--- DATA ---
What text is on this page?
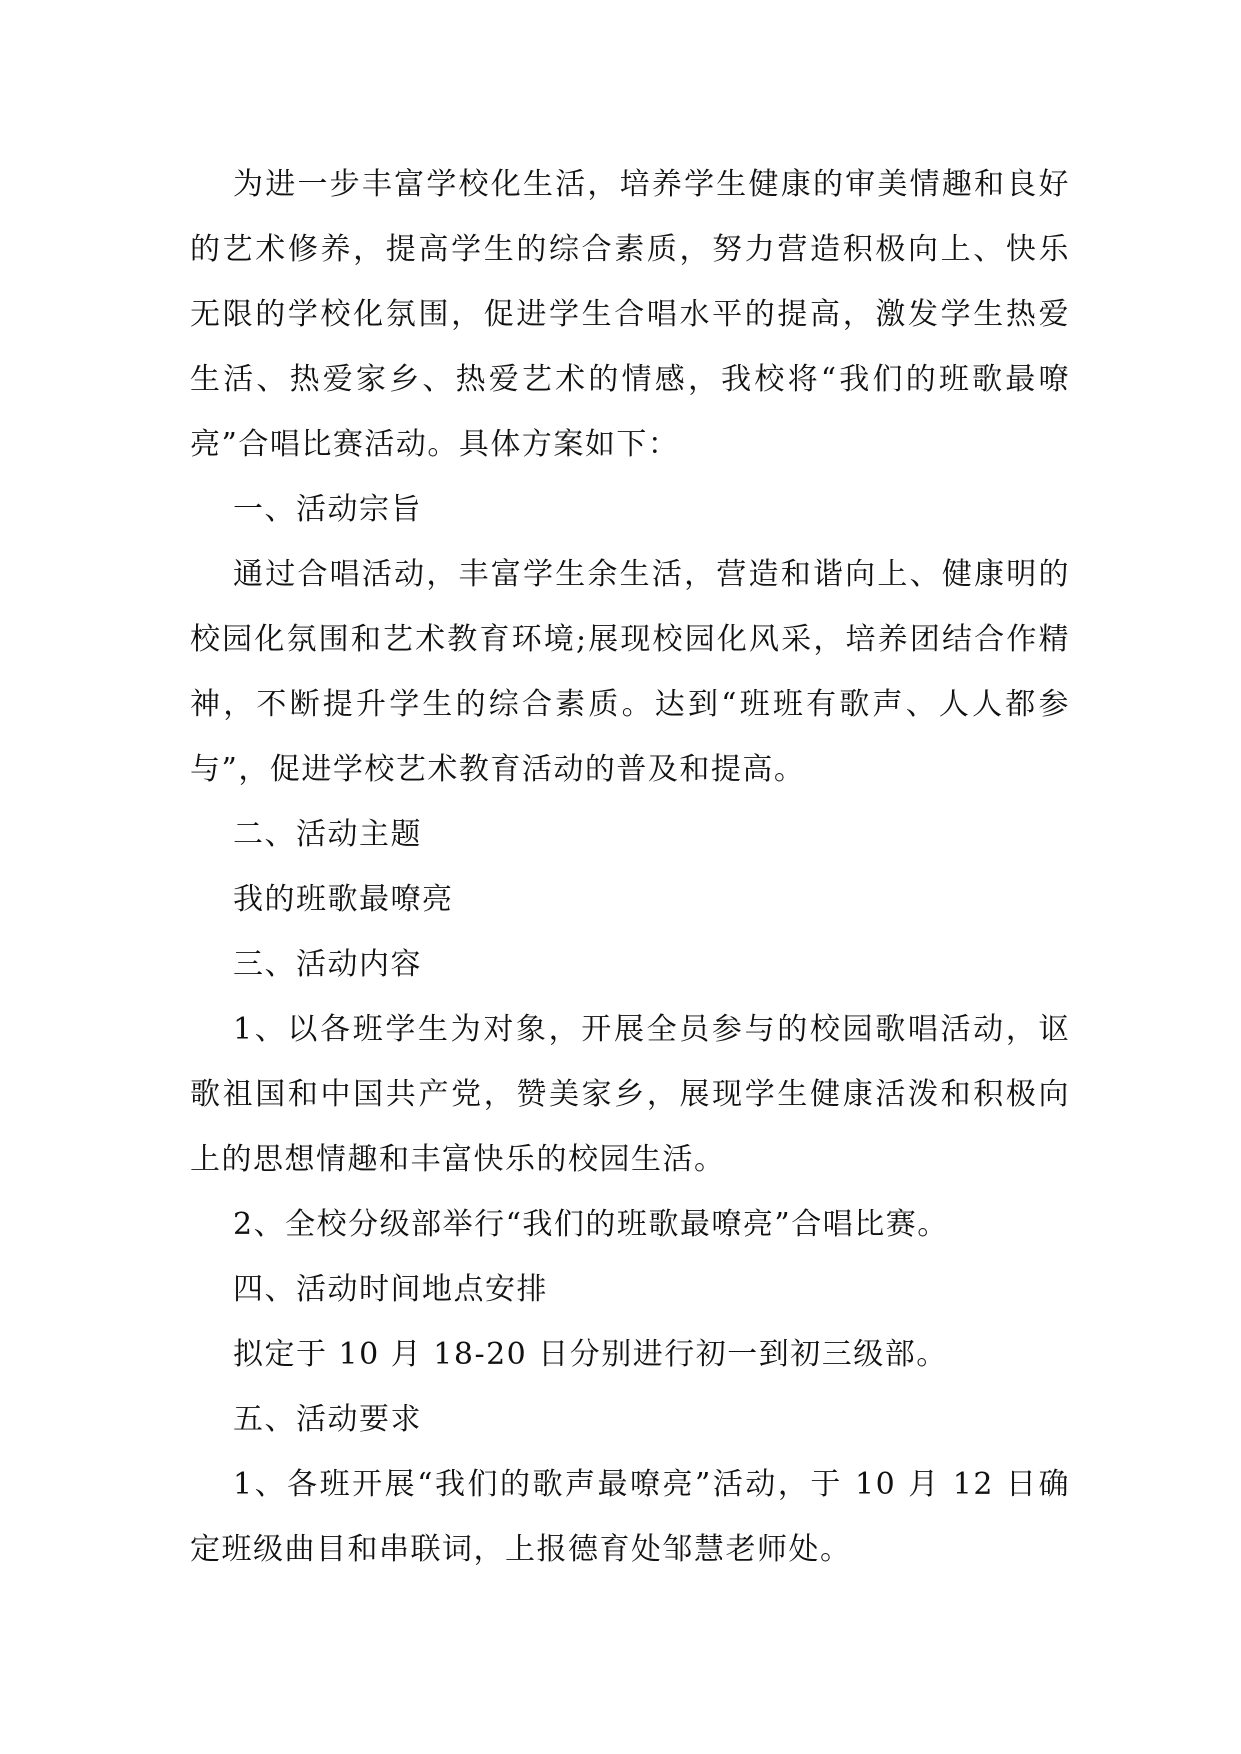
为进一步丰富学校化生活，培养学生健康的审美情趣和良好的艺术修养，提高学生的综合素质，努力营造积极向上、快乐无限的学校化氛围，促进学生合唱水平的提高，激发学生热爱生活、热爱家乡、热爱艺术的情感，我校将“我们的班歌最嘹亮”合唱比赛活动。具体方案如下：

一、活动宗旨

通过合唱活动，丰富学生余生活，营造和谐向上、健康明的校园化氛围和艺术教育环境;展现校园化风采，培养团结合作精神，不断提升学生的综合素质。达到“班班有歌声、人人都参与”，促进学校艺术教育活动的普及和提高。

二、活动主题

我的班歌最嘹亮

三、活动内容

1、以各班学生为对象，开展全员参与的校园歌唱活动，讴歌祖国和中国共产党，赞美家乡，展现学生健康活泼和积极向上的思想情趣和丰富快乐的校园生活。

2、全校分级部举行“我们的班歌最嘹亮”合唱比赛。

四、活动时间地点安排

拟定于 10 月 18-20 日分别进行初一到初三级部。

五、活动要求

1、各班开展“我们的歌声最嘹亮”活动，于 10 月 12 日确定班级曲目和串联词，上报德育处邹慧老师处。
---
--- DATA ---
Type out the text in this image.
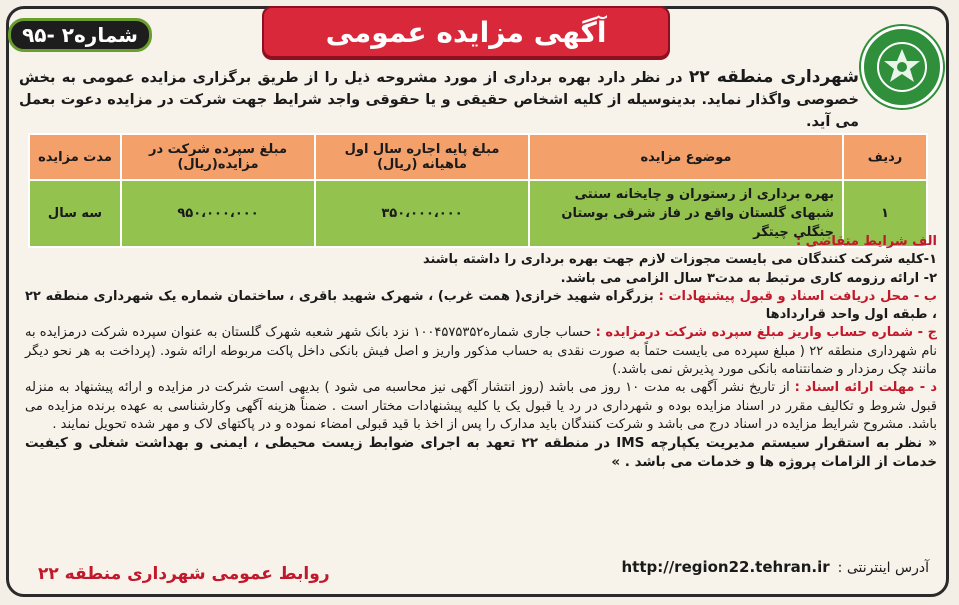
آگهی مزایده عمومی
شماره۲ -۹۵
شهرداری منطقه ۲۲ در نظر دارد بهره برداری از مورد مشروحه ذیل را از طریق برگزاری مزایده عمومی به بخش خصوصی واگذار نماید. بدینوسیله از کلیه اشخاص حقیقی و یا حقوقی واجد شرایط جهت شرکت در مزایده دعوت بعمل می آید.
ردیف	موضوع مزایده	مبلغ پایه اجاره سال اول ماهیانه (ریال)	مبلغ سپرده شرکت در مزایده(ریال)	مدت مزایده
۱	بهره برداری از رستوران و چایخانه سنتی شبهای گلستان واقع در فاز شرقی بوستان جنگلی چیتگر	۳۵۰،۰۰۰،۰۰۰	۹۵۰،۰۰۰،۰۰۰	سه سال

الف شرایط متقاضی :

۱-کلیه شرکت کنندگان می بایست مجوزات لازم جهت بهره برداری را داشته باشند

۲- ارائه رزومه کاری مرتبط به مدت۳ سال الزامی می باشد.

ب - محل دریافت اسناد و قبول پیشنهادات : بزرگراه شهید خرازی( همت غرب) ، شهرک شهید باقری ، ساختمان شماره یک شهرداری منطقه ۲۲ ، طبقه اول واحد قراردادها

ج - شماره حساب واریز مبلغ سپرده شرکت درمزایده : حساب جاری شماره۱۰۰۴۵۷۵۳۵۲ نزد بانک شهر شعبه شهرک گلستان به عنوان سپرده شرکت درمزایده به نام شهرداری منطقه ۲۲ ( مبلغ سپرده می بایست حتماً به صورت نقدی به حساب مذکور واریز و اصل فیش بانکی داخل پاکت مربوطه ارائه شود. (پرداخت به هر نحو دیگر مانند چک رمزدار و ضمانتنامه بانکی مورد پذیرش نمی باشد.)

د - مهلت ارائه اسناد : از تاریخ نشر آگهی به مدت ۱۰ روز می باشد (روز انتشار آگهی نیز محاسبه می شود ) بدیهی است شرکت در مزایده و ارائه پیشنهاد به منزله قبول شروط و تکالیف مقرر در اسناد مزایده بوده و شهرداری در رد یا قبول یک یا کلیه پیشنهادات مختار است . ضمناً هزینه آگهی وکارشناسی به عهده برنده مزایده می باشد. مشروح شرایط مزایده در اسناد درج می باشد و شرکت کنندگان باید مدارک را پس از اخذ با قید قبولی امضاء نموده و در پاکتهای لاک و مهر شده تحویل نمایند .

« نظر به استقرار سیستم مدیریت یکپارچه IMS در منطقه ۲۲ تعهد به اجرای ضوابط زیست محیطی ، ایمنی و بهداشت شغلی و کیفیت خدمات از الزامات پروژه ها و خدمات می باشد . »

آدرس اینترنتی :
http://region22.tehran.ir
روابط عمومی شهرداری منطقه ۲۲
---
--- DATA ---
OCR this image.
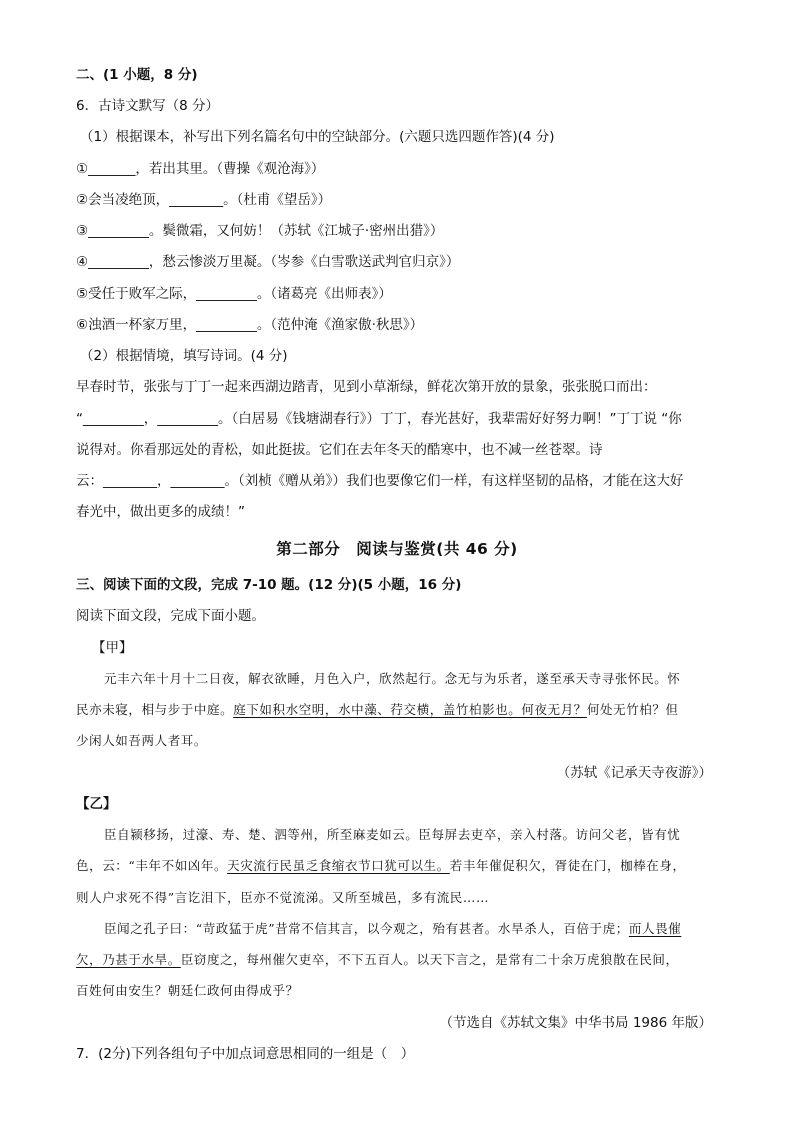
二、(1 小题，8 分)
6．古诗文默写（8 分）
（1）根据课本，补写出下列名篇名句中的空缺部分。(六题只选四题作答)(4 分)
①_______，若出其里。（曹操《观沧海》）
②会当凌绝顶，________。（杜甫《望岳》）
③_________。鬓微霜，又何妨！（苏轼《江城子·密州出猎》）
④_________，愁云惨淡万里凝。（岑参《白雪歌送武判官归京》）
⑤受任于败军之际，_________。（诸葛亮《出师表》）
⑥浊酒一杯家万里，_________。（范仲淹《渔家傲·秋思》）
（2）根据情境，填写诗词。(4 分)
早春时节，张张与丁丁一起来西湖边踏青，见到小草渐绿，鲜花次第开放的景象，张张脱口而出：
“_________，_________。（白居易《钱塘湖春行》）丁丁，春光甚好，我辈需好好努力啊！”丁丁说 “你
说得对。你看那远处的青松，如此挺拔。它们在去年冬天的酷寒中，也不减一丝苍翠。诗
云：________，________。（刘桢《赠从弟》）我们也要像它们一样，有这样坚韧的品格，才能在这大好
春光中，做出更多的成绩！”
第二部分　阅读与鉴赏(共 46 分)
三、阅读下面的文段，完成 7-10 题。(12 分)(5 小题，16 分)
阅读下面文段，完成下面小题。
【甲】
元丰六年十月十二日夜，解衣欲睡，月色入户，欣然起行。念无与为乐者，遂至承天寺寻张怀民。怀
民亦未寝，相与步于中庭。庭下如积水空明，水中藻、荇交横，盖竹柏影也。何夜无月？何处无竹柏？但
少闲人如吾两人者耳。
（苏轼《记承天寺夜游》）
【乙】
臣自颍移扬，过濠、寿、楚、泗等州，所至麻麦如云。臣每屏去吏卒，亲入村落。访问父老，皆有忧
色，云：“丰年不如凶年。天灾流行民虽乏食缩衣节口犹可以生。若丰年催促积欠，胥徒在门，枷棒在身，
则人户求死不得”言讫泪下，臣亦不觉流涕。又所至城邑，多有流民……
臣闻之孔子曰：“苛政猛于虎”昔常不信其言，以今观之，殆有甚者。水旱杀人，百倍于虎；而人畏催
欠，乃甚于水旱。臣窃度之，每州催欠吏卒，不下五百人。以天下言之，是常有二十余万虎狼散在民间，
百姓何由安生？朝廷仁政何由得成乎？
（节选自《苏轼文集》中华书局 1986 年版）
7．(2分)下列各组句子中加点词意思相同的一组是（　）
---
WORK TO BE COMPLETED: Search the entries for the word "بهره", then list each line that holds it.

WRITTEN ANSWER:
شهرداری منطقه ۲۲ در نظر دارد بهره برداری از مورد مشروحه ذیل را از طریق برگزاری مزایده عمومی به بخش خصوصی واگذار نماید. بدینوسیله از کلیه اشخاص حقیقی و یا حقوقی واجد شرایط جهت شرکت در مزایده دعوت بعمل می آید.
۱	بهره برداری از رستوران و چایخانه سنتی شبهای گلستان واقع در فاز شرقی بوستان جنگلی چیتگر	۳۵۰،۰۰۰،۰۰۰	۹۵۰،۰۰۰،۰۰۰	سه سال
۱-کلیه شرکت کنندگان می بایست مجوزات لازم جهت بهره برداری را داشته باشند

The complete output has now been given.